(WRITTEN REQUEST): Copy every line of the data in which the word "τόποι" occurs.

(AVAILABLE RECORDS):

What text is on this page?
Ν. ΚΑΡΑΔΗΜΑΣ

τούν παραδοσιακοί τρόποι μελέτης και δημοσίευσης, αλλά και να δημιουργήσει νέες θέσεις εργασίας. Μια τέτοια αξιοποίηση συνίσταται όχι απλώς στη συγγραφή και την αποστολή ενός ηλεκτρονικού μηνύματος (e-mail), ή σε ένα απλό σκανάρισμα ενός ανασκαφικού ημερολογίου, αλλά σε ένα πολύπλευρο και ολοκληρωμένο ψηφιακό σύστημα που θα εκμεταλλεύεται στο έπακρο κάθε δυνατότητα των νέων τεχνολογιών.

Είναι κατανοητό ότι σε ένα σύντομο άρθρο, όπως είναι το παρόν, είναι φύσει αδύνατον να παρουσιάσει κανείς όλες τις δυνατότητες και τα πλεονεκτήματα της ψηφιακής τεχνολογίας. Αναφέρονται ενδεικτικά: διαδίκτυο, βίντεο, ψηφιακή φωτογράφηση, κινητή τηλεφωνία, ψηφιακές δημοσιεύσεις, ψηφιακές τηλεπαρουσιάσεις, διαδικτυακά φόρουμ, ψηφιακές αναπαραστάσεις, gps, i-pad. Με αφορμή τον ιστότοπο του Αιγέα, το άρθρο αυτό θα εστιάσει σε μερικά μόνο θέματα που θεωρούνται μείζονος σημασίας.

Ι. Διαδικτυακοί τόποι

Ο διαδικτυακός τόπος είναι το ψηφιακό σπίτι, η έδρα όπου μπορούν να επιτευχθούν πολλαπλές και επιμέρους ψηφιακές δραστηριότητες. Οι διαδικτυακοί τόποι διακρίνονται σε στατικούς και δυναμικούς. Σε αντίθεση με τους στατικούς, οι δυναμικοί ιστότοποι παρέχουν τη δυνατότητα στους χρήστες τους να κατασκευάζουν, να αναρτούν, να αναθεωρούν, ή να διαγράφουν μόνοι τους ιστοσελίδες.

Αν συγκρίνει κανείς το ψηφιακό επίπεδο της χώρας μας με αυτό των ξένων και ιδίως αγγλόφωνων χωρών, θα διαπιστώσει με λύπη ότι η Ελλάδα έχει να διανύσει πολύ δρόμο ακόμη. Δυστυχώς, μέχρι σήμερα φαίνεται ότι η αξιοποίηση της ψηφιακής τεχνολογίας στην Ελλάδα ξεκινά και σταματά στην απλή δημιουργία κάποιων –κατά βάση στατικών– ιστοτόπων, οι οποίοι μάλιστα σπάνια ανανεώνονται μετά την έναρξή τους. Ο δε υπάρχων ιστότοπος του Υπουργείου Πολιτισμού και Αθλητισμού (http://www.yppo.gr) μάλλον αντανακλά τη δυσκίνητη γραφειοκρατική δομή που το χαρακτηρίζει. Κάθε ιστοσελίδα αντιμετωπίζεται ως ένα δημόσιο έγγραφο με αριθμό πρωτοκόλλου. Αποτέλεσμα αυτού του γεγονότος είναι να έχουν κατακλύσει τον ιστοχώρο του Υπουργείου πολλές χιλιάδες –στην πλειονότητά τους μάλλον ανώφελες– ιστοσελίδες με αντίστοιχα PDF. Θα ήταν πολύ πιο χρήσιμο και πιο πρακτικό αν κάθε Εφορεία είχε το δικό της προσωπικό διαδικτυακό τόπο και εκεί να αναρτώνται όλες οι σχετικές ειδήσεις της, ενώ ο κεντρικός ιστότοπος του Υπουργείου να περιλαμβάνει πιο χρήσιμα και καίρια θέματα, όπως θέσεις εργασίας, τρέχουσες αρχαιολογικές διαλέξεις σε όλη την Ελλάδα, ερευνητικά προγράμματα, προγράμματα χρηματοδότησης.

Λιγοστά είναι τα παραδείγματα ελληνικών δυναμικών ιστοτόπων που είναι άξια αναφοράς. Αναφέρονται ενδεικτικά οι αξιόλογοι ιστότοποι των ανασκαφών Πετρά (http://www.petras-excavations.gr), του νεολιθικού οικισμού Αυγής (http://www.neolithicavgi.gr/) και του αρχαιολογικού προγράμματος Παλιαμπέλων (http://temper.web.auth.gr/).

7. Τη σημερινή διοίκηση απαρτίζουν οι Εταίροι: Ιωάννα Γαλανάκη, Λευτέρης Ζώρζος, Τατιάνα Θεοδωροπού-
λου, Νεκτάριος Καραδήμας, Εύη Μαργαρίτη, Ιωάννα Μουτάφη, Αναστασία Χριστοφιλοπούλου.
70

(ANSWER TO THE TASK):
Ι. Διαδικτυακοί τόποι
Ο διαδικτυακός τόπος είναι το ψηφιακό σπίτι, η έδρα όπου μπορούν να επιτευχθούν πολλαπλές και επιμέρους ψηφιακές δραστηριότητες. Οι διαδικτυακοί τόποι διακρίνονται σε στατικούς και δυναμικούς. Σε αντίθεση με τους στατικούς, οι δυναμικοί ιστότοποι παρέχουν τη δυνατότητα στους χρήστες τους να κατασκευάζουν, να αναρτούν, να αναθεωρούν, ή να διαγράφουν μόνοι τους ιστοσελίδες.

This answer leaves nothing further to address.